**Supplied passage**

------------------------

Madrid + Toledo

Four years ago, Anthony and I went to Europe for three weeks, and our last twenty-four hours happened to be a layover in Madrid. Because we were young and cheap and curious about Spain’s notoriety for staying out late, we sacrificed a hotel room and spent those twenty-four hours roaming the city. We hung out at Puerta del Sol, we saw a major accident occur (a truck backed into an awning that fell on top of a woman dining outdoors, severely injuring her), we ate jamon and spent an embarrassing amount of time eating churros at Chocolatería San Ginés, and we napped in Retiro Park. It was an odd experience, and I felt pretty ambivalent about Madrid. Since that was my only experience with Spain, I also had no real desire to return to Spain — until a couple of months ago when I found round-trip flights to Madrid for an astonishingly low price of $261.

20190911_061112[1].jpg
Madrid’s sleek airport
Most of our trip was spent in Andalucía, but we did spend a couple of days in Madrid, as well as a day-trip to Toledo. Turns out, I still don’t love Madrid, but at least I finally appreciated how livable this vibrant metropolis is.

Stay

We stayed at an Airbnb in the trendy neighborhood of Malasaña, which I’d highly recommend. It’s connected to everywhere by metro, walkable to all the touristy sights, and filled with award-winning restaurants, colorful street art covering the walls, and vibrant plazas swarming with madrileños (locals).

20190830_102208[1].jpg
View of Madrid rooftops from our Airbnb living room
Do

We spent our first morning doing the touristy Gran Vía stroll, starting at the elegant Palacio de Cibeles, which was once a post office, and ending at Plaza de España. It’s basically the Fifth Avenue of Madrid, with interchangeable chain stores and foreign tourists moving slowly, but it’s interesting to see the phases of architecture along Gran Vía, from Beaux-Arts to Art Deco. One of the more interesting stores to drop into is an H&M housed in a former theater.

20190829_111512[1]
Palacio de Cibeles
20190911_061605[1]
The Metropolis Building was designed by a couple of French brothers. The dome is topped by a statue of the winged goddess Victoria, which replaced the original bronze statue of Phoenix and Ganymedes when a rival insurance company purchased the building and the original owners took the statue with them.
20190829_153354[1]
Art Deco
The rest of Madrid felt so comfortable, like any other cosmopolitan European city, that we sometimes forgot which city we were in.

------------------------

**Collected material**

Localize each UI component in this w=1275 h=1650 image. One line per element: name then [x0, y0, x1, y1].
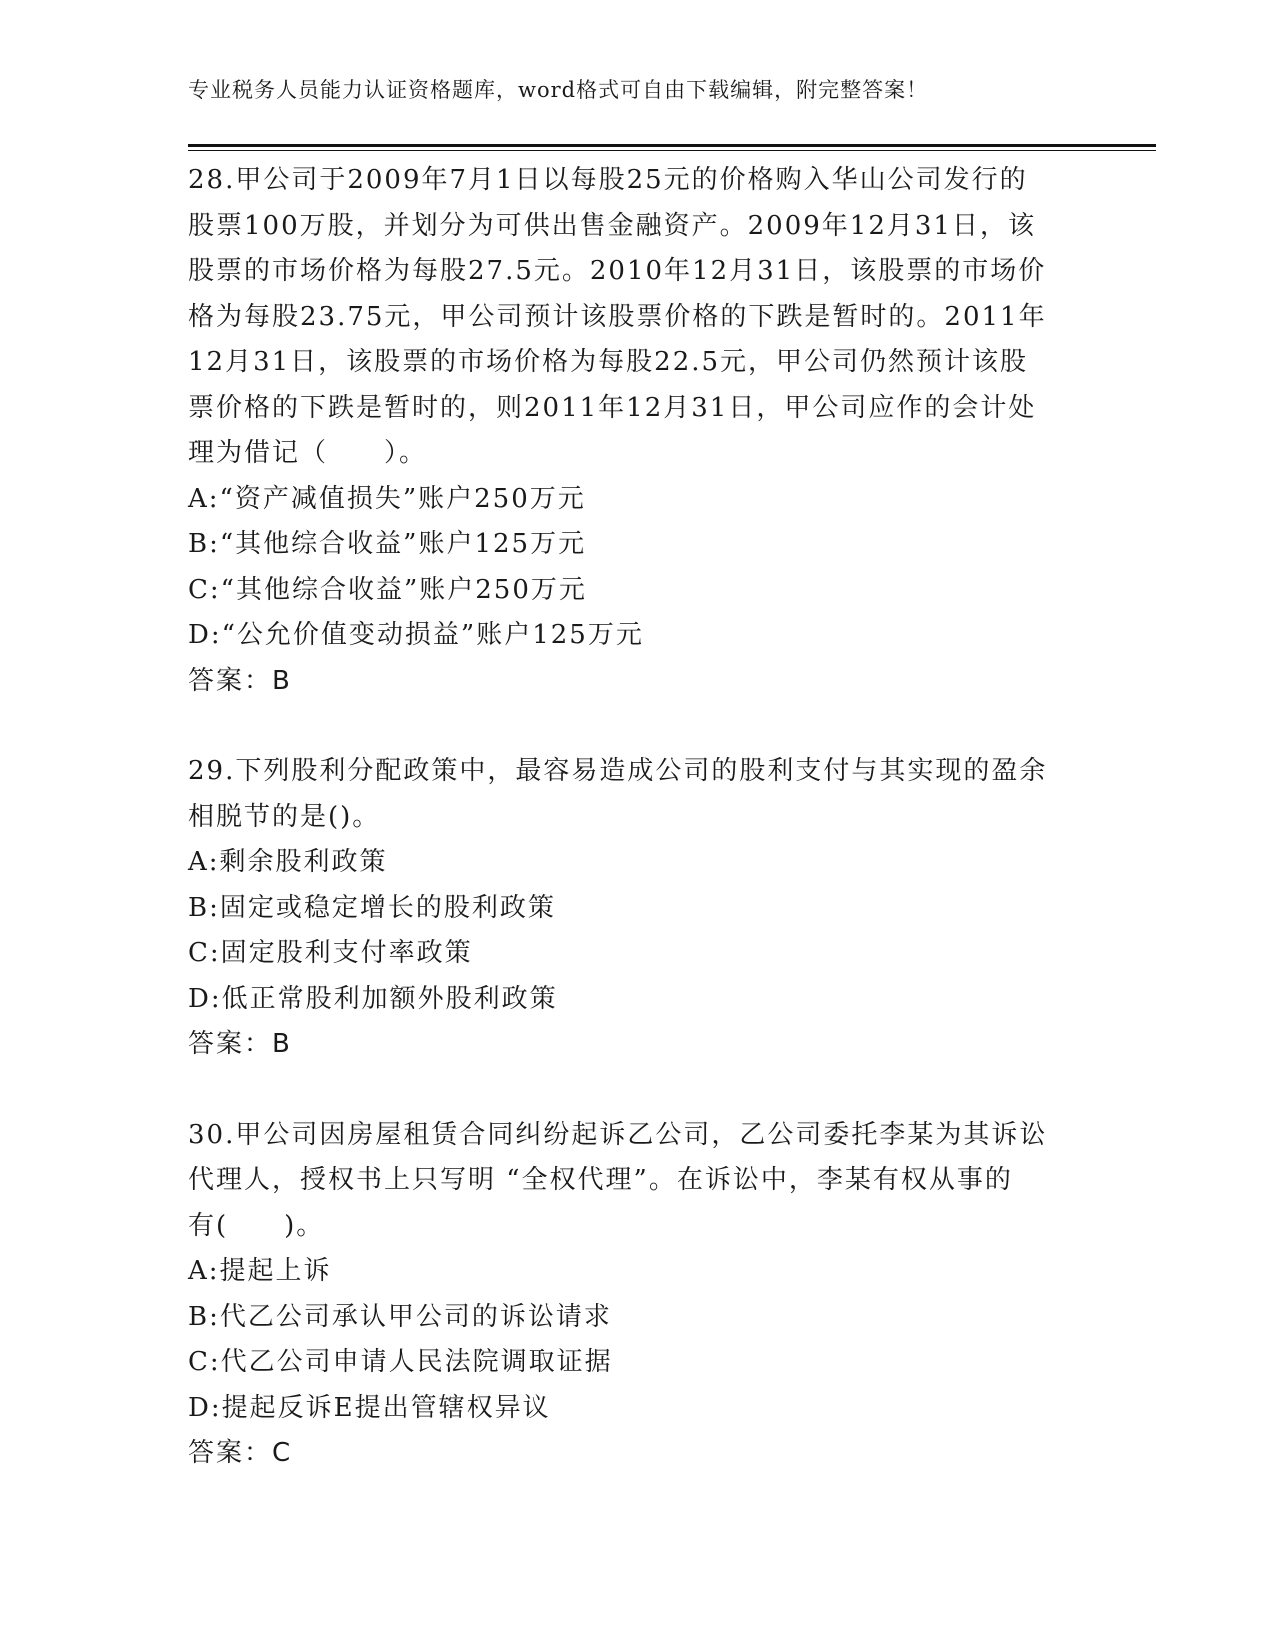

------------------------

**Stated problem**
From the Madrid + Toledo travel post, list each thing the writer and Anthony did during their twenty-four-hour layover in Madrid four years earlier.

**Written solution**
- Hung out at Puerta del Sol
- Saw a major accident occur
- Ate jamon
- Ate churros at Chocolatería San Ginés
- Napped in Retiro Park